WHAT YOU HAVE TO DO: Every record must be transcribed in its entirety, apart from the images, which are to be omitted.
==========
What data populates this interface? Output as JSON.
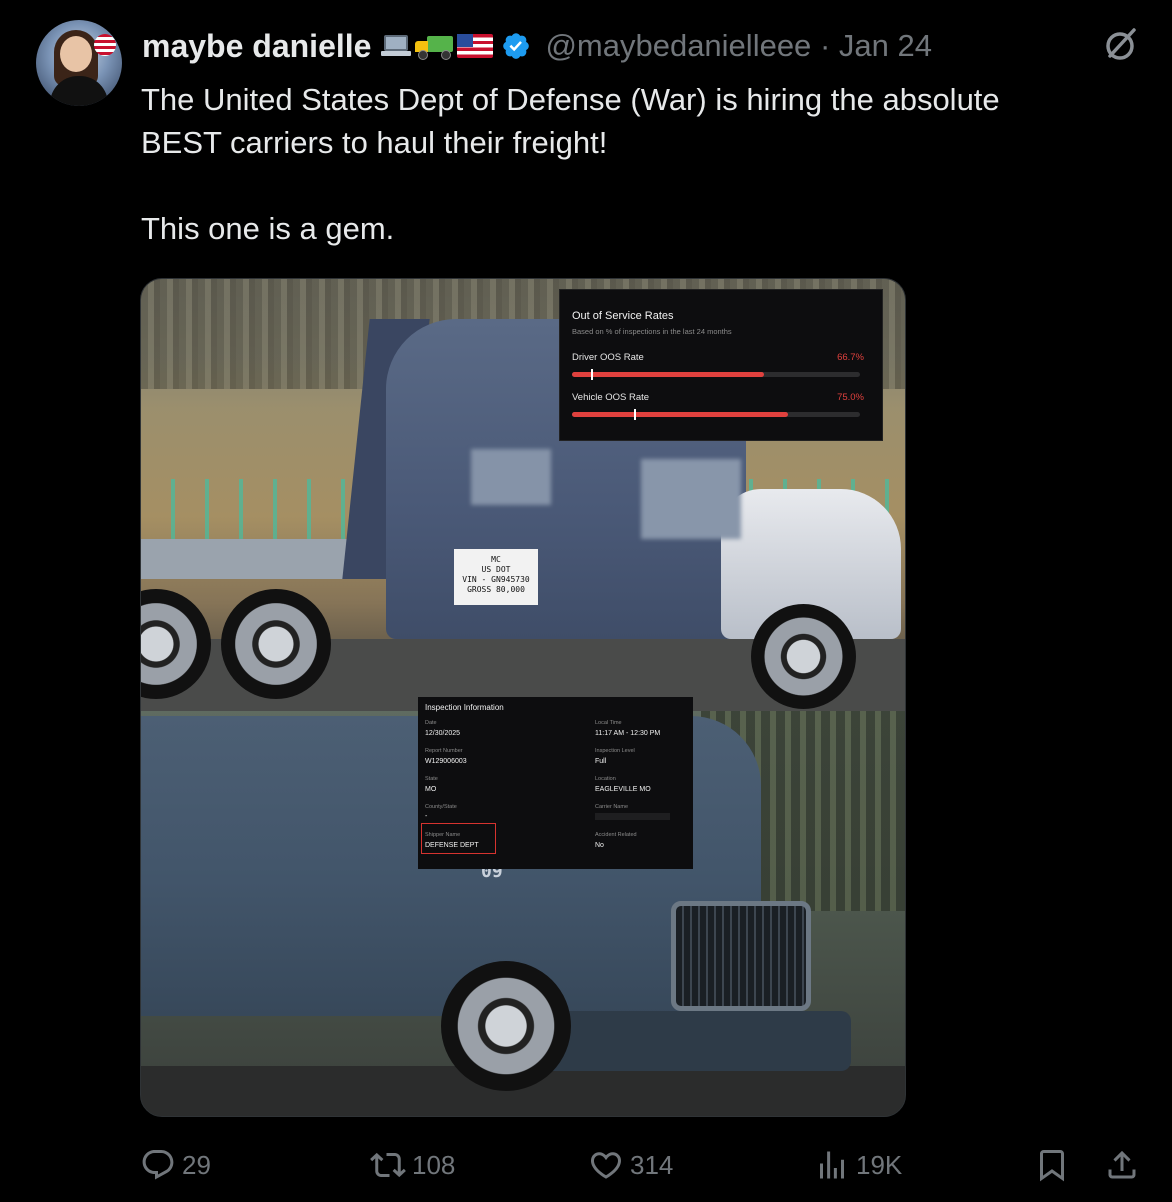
{
  "post": {
    "author_name": "maybe danielle",
    "author_emojis": [
      "laptop-emoji",
      "truck-emoji",
      "us-flag-emoji"
    ],
    "handle": "@maybedanielleee",
    "separator": "·",
    "date": "Jan 24",
    "text": "The United States Dept of Defense (War) is hiring the absolute\nBEST carriers to haul their freight!\n\nThis one is a gem."
  },
  "media": {
    "dot_plate_lines": [
      "MC",
      "US DOT",
      "VIN - GN945730",
      "GROSS 80,000"
    ],
    "oos_panel": {
      "title": "Out of Service Rates",
      "subtitle": "Based on % of inspections in the last 24 months",
      "driver_label": "Driver OOS Rate",
      "driver_value": "66.7%",
      "driver_fraction": 0.667,
      "vehicle_label": "Vehicle OOS Rate",
      "vehicle_value": "75.0%",
      "vehicle_fraction": 0.75
    },
    "inspection_panel": {
      "title": "Inspection Information",
      "date_label": "Date",
      "date_value": "12/30/2025",
      "local_time_label": "Local Time",
      "local_time_value": "11:17 AM - 12:30 PM",
      "report_label": "Report Number",
      "report_value": "W129006003",
      "level_label": "Inspection Level",
      "level_value": "Full",
      "state_label": "State",
      "state_value": "MO",
      "location_label": "Location",
      "location_value": "EAGLEVILLE MO",
      "county_label": "County/State",
      "county_value": "-",
      "carrier_label": "Carrier Name",
      "shipper_label": "Shipper Name",
      "shipper_value": "DEFENSE DEPT",
      "accident_label": "Accident Related",
      "accident_value": "No"
    },
    "truck2_number": "09"
  },
  "actions": {
    "replies": "29",
    "reposts": "108",
    "likes": "314",
    "views": "19K"
  },
  "colors": {
    "background": "#000000",
    "text": "#e7e9ea",
    "muted": "#71767b",
    "verified": "#1d9bf0",
    "oos_red": "#e0413e"
  }
}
==========
COMPLETE ANSWER:
What data populates this interface? Output as JSON.
{
  "post": {
    "author_name": "maybe danielle",
    "author_emojis": [
      "laptop-emoji",
      "truck-emoji",
      "us-flag-emoji"
    ],
    "handle": "@maybedanielleee",
    "separator": "·",
    "date": "Jan 24",
    "text": "The United States Dept of Defense (War) is hiring the absolute\nBEST carriers to haul their freight!\n\nThis one is a gem."
  },
  "media": {
    "dot_plate_lines": [
      "MC",
      "US DOT",
      "VIN - GN945730",
      "GROSS 80,000"
    ],
    "oos_panel": {
      "title": "Out of Service Rates",
      "subtitle": "Based on % of inspections in the last 24 months",
      "driver_label": "Driver OOS Rate",
      "driver_value": "66.7%",
      "driver_fraction": 0.667,
      "vehicle_label": "Vehicle OOS Rate",
      "vehicle_value": "75.0%",
      "vehicle_fraction": 0.75
    },
    "inspection_panel": {
      "title": "Inspection Information",
      "date_label": "Date",
      "date_value": "12/30/2025",
      "local_time_label": "Local Time",
      "local_time_value": "11:17 AM - 12:30 PM",
      "report_label": "Report Number",
      "report_value": "W129006003",
      "level_label": "Inspection Level",
      "level_value": "Full",
      "state_label": "State",
      "state_value": "MO",
      "location_label": "Location",
      "location_value": "EAGLEVILLE MO",
      "county_label": "County/State",
      "county_value": "-",
      "carrier_label": "Carrier Name",
      "shipper_label": "Shipper Name",
      "shipper_value": "DEFENSE DEPT",
      "accident_label": "Accident Related",
      "accident_value": "No"
    },
    "truck2_number": "09"
  },
  "actions": {
    "replies": "29",
    "reposts": "108",
    "likes": "314",
    "views": "19K"
  },
  "colors": {
    "background": "#000000",
    "text": "#e7e9ea",
    "muted": "#71767b",
    "verified": "#1d9bf0",
    "oos_red": "#e0413e"
  }
}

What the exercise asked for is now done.